▶ **Extracted entries**

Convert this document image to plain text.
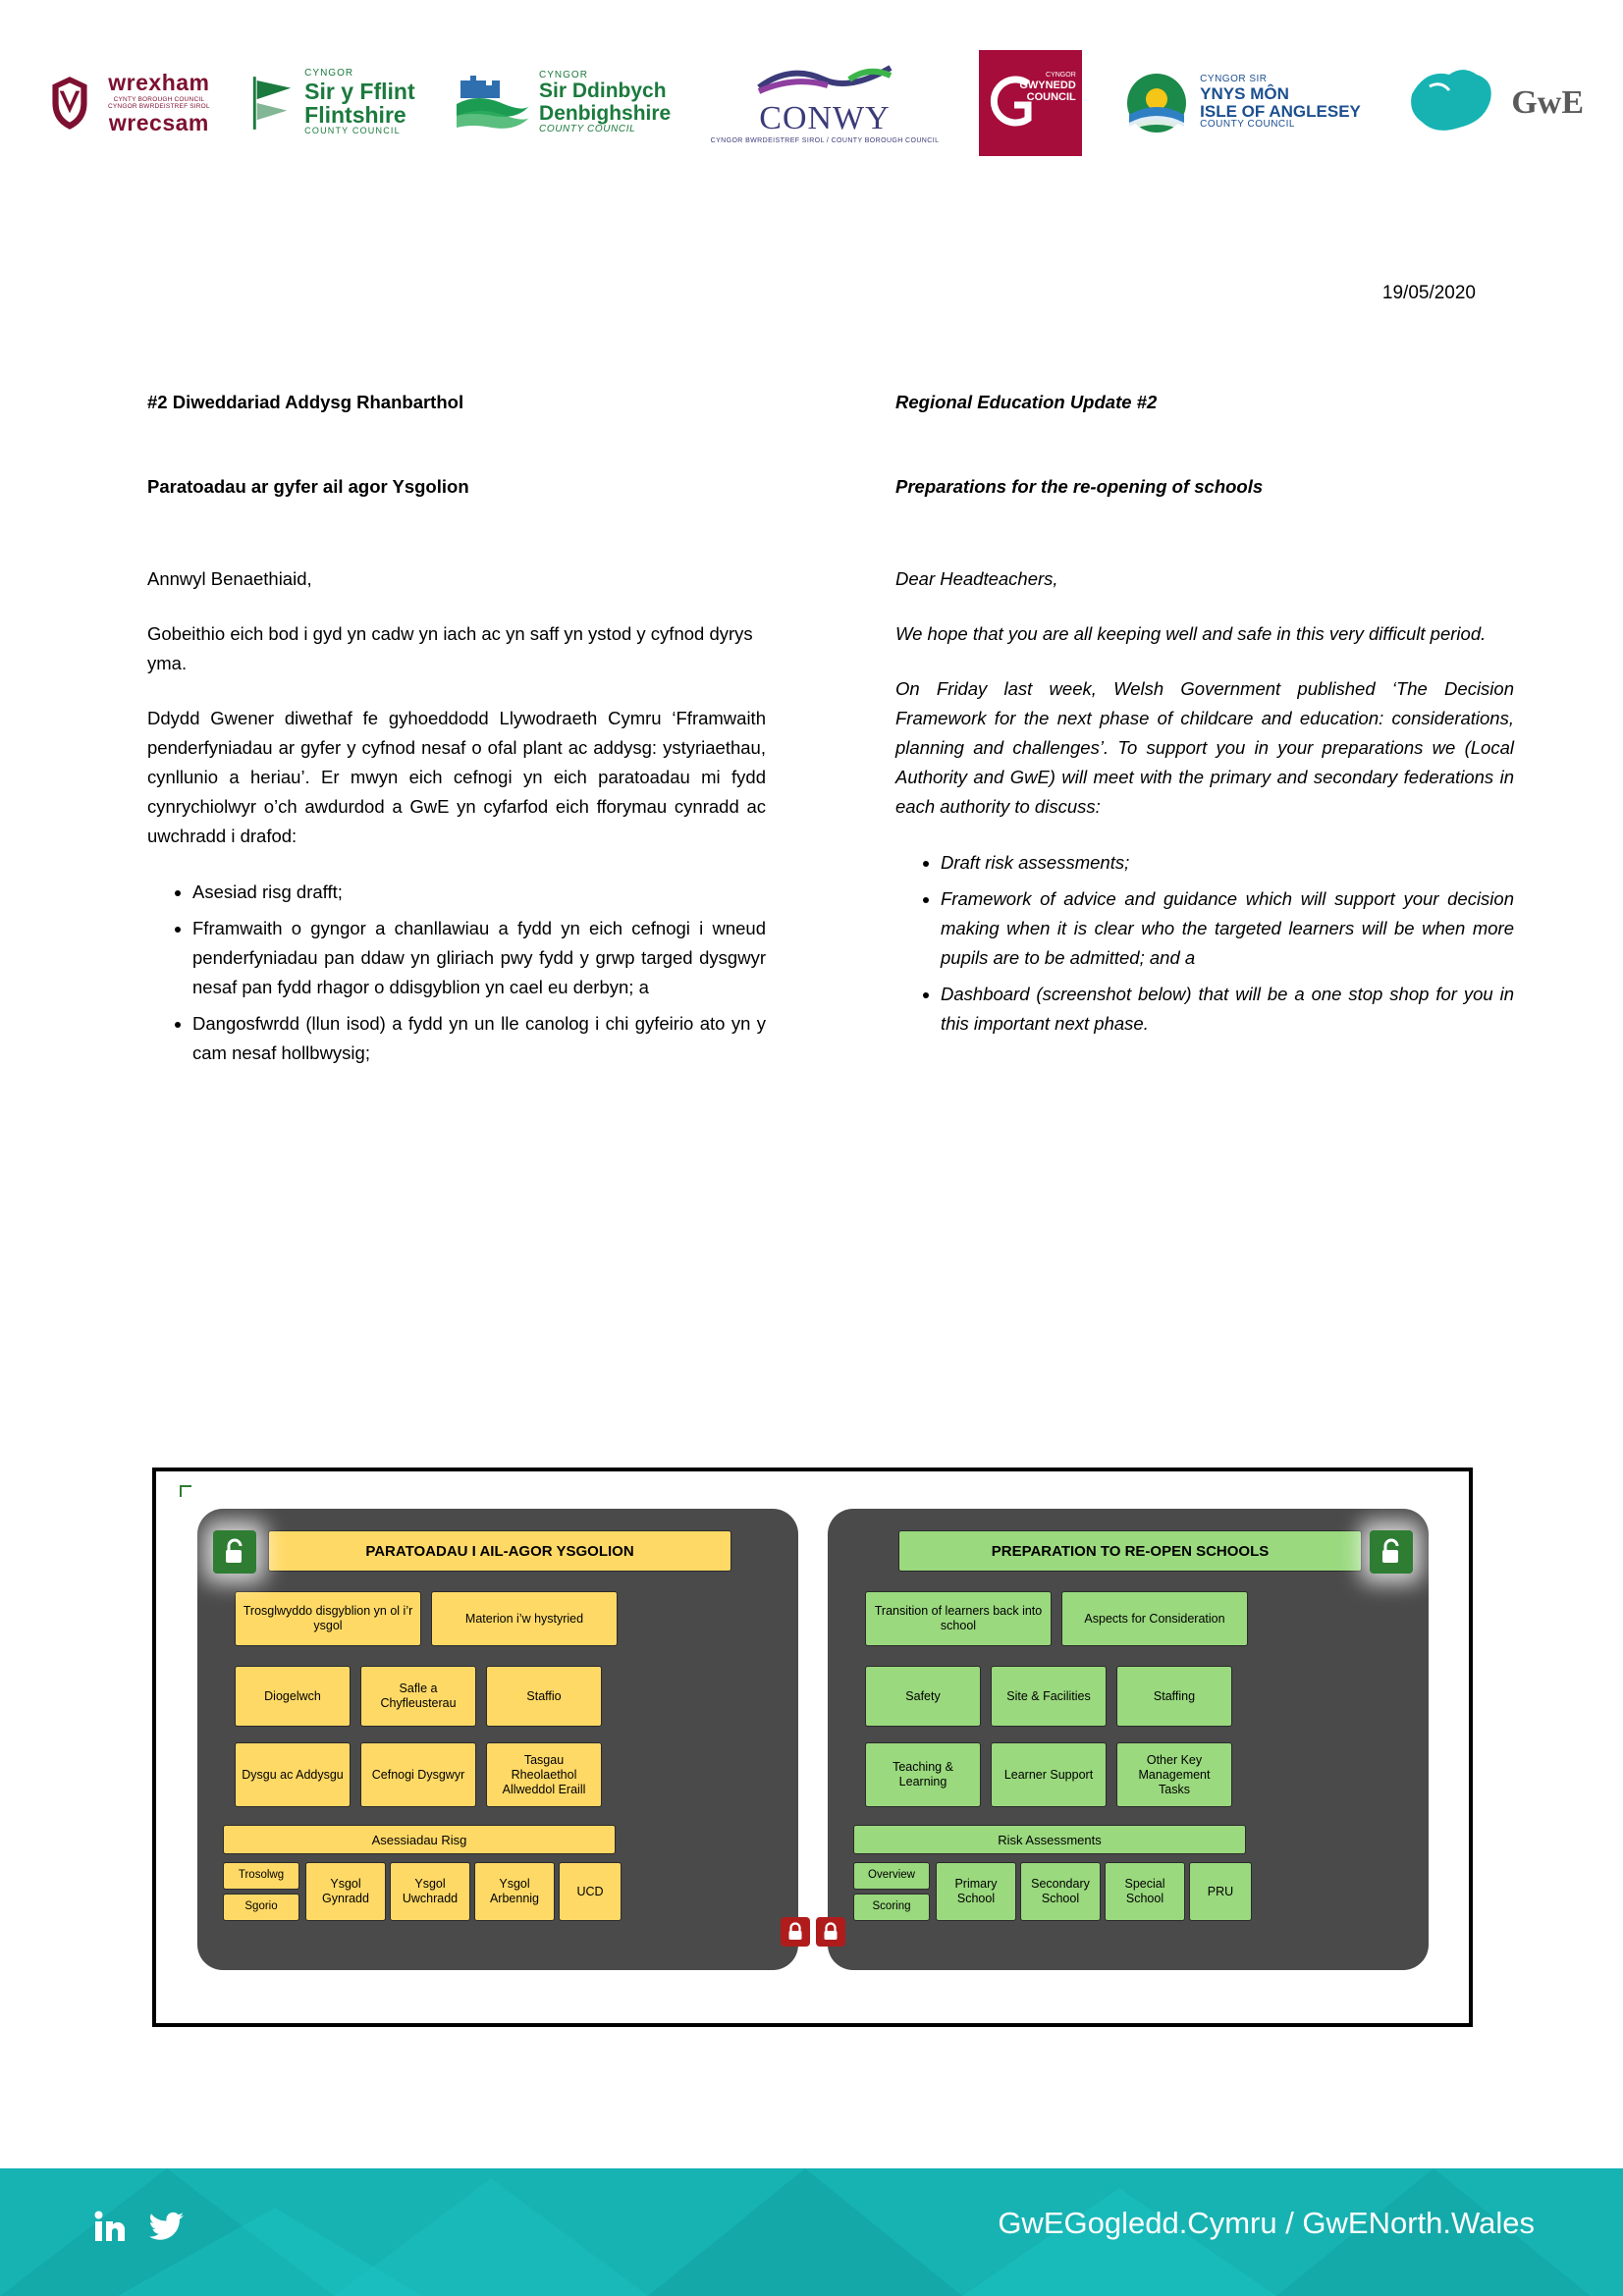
wrexham
CYNTY BOROUGH COUNCIL
CYNGOR BWRDEISTREF SIROL
wrecsam
CYNGOR
Sir y Fflint
Flintshire
COUNTY COUNCIL
CYNGOR
Sir Ddinbych
Denbighshire
COUNTY COUNCIL	CONWY
CYNGOR BWRDEISTREF SIROL / COUNTY BOROUGH COUNCIL
CYNGOR
GWYNEDD
COUNCIL
CYNGOR SIR
YNYS MÔN
ISLE OF ANGLESEY
COUNTY COUNCIL
GwE
19/05/2020
#2 Diweddariad Addysg Rhanbarthol
Paratoadau ar gyfer ail agor Ysgolion

Annwyl Benaethiaid,

Gobeithio eich bod i gyd yn cadw yn iach ac yn saff yn ystod y cyfnod dyrys yma.

Ddydd Gwener diwethaf fe gyhoeddodd Llywodraeth Cymru ‘Fframwaith penderfyniadau ar gyfer y cyfnod nesaf o ofal plant ac addysg: ystyriaethau, cynllunio a heriau’. Er mwyn eich cefnogi yn eich paratoadau mi fydd cynrychiolwyr o’ch awdurdod a GwE yn cyfarfod eich fforymau cynradd ac uwchradd i drafod:

• Asesiad risg drafft;
• Fframwaith o gyngor a chanllawiau a fydd yn eich cefnogi i wneud penderfyniadau pan ddaw yn gliriach pwy fydd y grwp targed dysgwyr nesaf pan fydd rhagor o ddisgyblion yn cael eu derbyn; a
• Dangosfwrdd (llun isod) a fydd yn un lle canolog i chi gyfeirio ato yn y cam nesaf hollbwysig;
Regional Education Update #2
Preparations for the re-opening of schools

Dear Headteachers,

We hope that you are all keeping well and safe in this very difficult period.

On Friday last week, Welsh Government published ‘The Decision Framework for the next phase of childcare and education: considerations, planning and challenges’. To support you in your preparations we (Local Authority and GwE) will meet with the primary and secondary federations in each authority to discuss:

• Draft risk assessments;
• Framework of advice and guidance which will support your decision making when it is clear who the targeted learners will be when more pupils are to be admitted; and a
• Dashboard (screenshot below) that will be a one stop shop for you in this important next phase.
PARATOADAU I AIL-AGOR YSGOLION
Trosglwyddo disgyblion yn ol i’r ysgol
Materion i’w hystyried
Diogelwch
Safle a Chyfleusterau
Staffio
Dysgu ac Addysgu	Cefnogi Dysgwyr
Tasgau Rheolaethol Allweddol Eraill
Asessiadau Risg
Trosolwg
Sgorio
Ysgol Gynradd
Ysgol Uwchradd
Ysgol Arbennig
UCD
PREPARATION TO RE-OPEN SCHOOLS
Transition of learners back into school
Aspects for Consideration
Safety	Site & Facilities	Staffing
Teaching & Learning
Learner Support
Other Key Management Tasks
Risk Assessments
Overview
Scoring
Primary School
Secondary School
Special School
PRU
GwEGogledd.Cymru / GwENorth.Wales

▶ **Exercise requirements**
Select all lines in the listing that include the word "COUNCIL".

▶ **Exercise solution**
CYNTY BOROUGH COUNCIL
COUNTY COUNCIL
COUNTY COUNCIL	CONWY
CYNGOR BWRDEISTREF SIROL / COUNTY BOROUGH COUNCIL
COUNCIL
COUNTY COUNCIL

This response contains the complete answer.